Read the records below and copy each line that contains "title".

+++ Recorded information

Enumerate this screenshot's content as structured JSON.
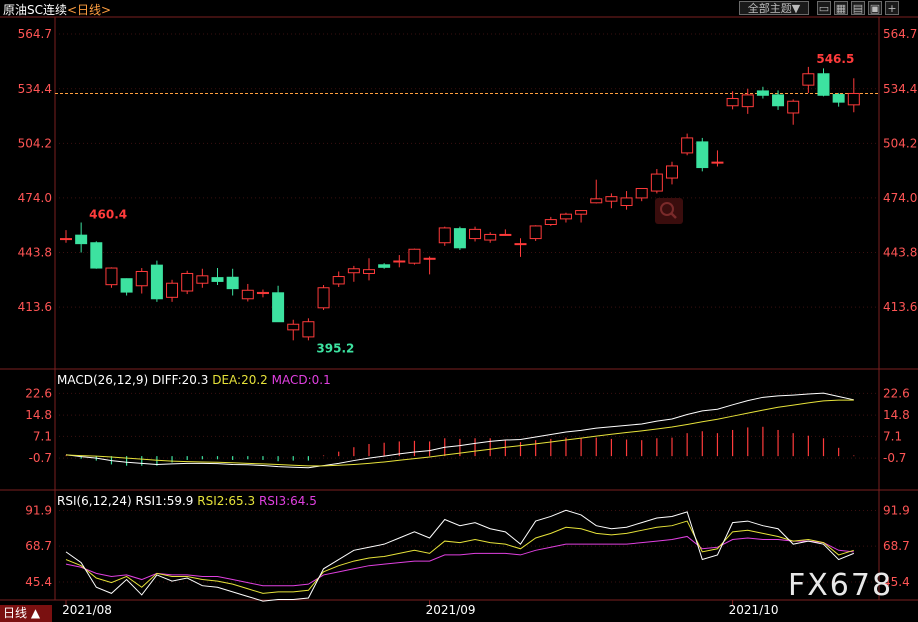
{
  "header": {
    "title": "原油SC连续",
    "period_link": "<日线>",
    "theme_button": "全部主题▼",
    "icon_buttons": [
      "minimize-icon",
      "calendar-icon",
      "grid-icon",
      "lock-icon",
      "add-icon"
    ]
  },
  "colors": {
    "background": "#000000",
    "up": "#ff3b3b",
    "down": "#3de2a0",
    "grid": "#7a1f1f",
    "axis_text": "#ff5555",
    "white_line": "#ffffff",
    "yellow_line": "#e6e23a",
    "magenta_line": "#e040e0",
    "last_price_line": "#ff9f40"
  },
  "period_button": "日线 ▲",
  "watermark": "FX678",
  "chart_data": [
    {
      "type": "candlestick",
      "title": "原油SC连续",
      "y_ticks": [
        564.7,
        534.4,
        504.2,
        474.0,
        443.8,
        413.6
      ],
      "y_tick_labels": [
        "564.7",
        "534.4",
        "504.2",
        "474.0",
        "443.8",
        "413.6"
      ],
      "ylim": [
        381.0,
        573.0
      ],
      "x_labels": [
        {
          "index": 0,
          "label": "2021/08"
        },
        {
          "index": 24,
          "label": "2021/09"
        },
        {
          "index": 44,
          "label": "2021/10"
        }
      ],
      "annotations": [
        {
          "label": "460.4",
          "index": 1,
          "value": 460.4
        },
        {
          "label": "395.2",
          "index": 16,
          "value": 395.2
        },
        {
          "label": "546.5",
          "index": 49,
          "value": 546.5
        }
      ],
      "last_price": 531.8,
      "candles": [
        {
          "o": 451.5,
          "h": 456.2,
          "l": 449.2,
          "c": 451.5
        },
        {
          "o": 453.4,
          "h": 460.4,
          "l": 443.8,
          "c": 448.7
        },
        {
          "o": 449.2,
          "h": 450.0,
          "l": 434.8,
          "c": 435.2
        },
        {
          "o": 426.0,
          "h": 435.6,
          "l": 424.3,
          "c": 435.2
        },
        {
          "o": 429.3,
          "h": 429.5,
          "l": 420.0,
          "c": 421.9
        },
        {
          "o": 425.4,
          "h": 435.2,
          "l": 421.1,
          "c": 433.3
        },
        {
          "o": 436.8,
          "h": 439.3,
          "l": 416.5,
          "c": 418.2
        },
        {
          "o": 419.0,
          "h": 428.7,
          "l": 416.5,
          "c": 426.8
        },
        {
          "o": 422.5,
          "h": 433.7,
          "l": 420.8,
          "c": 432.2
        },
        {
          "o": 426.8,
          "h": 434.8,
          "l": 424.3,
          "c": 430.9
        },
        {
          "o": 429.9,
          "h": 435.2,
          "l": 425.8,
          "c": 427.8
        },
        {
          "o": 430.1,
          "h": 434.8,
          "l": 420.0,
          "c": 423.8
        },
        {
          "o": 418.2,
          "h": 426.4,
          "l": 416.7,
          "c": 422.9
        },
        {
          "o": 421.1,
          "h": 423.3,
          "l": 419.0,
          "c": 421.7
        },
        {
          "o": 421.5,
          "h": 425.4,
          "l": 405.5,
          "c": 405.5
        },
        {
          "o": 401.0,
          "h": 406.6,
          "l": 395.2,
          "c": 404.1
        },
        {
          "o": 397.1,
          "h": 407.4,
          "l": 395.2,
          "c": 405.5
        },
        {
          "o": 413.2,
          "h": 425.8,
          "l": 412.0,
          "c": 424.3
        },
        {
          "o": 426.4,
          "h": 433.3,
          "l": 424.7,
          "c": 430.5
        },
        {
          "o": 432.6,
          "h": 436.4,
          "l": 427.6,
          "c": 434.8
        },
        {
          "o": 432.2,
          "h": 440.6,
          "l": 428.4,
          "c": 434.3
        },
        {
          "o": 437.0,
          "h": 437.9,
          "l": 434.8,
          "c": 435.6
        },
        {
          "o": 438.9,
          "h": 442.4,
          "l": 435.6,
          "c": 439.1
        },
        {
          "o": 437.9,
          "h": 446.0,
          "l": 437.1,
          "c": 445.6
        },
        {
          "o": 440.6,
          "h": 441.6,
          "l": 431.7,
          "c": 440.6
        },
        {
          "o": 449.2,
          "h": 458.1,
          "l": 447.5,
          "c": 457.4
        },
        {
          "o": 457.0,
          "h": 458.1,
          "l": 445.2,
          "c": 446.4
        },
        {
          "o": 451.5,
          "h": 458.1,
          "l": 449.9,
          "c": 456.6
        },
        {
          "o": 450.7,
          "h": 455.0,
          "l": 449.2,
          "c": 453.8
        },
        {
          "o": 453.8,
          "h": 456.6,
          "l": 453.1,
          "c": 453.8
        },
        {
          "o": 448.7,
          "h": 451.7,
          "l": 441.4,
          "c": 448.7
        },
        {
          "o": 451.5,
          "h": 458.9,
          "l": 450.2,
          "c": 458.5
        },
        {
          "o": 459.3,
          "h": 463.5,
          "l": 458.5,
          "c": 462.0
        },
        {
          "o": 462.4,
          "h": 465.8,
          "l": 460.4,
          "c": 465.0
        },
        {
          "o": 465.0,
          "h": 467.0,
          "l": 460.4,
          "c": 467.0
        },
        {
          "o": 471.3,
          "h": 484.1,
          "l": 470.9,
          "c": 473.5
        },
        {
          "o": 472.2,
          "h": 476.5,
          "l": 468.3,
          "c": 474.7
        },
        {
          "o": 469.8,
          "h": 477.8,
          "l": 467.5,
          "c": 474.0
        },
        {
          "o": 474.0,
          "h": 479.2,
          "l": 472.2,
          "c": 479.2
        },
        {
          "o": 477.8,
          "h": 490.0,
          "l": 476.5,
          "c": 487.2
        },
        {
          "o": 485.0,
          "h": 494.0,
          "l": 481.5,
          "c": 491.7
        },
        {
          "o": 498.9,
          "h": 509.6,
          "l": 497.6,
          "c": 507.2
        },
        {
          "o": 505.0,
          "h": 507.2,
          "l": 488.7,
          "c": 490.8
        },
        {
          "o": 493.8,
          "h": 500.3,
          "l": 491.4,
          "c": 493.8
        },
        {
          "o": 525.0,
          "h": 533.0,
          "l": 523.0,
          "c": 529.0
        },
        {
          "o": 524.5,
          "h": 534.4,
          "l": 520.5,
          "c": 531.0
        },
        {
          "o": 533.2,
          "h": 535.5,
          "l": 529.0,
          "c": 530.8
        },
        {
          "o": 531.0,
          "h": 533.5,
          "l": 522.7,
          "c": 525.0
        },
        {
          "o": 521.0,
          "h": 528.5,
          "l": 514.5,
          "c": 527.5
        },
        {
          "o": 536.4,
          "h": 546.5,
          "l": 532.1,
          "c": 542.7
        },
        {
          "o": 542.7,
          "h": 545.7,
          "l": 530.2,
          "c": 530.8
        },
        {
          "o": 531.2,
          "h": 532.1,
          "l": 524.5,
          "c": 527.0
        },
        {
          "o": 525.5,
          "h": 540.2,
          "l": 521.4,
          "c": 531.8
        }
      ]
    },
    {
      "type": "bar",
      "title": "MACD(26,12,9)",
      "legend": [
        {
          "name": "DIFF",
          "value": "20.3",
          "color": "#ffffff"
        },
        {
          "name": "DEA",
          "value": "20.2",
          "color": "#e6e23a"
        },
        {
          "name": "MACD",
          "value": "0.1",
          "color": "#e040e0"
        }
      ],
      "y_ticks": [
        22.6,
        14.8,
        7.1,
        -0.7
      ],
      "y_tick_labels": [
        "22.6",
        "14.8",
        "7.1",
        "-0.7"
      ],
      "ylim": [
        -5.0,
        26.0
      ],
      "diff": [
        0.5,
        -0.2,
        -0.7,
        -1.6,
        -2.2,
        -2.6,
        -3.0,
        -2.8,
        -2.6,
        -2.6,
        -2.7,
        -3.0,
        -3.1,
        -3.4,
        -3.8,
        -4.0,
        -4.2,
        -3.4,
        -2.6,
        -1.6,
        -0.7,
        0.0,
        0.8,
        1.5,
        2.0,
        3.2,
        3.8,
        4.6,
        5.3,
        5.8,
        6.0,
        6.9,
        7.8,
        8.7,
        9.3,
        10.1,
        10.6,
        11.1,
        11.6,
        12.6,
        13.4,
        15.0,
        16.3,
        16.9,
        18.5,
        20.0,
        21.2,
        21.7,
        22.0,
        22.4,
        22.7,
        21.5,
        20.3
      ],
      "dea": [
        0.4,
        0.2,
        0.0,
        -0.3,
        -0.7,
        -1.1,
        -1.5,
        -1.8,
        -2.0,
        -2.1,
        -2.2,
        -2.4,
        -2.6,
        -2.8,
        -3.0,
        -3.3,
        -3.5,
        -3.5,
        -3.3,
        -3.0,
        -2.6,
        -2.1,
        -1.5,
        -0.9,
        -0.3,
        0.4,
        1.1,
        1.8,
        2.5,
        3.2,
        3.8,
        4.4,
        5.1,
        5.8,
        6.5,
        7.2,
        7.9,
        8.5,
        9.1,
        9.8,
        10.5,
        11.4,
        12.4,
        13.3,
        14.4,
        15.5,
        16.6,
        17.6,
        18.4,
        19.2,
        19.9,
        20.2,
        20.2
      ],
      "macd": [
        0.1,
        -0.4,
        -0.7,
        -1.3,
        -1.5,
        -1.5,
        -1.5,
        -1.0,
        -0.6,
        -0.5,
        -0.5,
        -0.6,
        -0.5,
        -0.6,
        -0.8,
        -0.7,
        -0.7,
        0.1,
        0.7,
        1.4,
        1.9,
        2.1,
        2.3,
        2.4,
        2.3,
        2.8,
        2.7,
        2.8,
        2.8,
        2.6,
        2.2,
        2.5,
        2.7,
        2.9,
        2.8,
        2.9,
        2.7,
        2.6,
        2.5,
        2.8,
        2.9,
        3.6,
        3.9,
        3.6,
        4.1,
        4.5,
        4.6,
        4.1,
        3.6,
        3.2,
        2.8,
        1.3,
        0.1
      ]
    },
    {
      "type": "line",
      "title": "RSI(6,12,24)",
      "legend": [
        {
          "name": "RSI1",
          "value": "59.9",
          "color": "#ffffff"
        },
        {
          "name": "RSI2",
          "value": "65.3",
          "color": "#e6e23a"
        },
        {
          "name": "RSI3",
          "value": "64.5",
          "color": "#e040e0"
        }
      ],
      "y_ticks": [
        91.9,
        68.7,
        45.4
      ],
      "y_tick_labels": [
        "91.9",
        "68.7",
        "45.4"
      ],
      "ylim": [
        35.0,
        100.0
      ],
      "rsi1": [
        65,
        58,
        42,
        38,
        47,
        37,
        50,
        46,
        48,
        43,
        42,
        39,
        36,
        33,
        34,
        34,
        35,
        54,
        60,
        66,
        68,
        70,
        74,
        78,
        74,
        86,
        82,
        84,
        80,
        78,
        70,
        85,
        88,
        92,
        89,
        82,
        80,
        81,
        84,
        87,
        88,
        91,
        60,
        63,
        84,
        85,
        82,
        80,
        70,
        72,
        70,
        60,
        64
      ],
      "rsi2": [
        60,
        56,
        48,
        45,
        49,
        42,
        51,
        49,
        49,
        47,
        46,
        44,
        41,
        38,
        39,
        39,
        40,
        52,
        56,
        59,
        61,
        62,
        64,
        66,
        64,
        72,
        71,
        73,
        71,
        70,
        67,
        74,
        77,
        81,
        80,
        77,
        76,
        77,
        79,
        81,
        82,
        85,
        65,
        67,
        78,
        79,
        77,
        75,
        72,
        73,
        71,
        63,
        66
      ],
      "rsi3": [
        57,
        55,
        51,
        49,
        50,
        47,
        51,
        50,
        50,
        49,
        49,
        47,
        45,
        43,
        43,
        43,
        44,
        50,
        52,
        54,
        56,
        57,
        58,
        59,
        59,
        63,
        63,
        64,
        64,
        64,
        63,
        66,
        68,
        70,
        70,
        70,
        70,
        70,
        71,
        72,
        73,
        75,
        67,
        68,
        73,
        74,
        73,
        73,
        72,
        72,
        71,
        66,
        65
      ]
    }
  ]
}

++++++

Result of this exercise:
    "title": "原油SC连续",
      "title": "原油SC连续",
      "title": "MACD(26,12,9)",
      "title": "RSI(6,12,24)",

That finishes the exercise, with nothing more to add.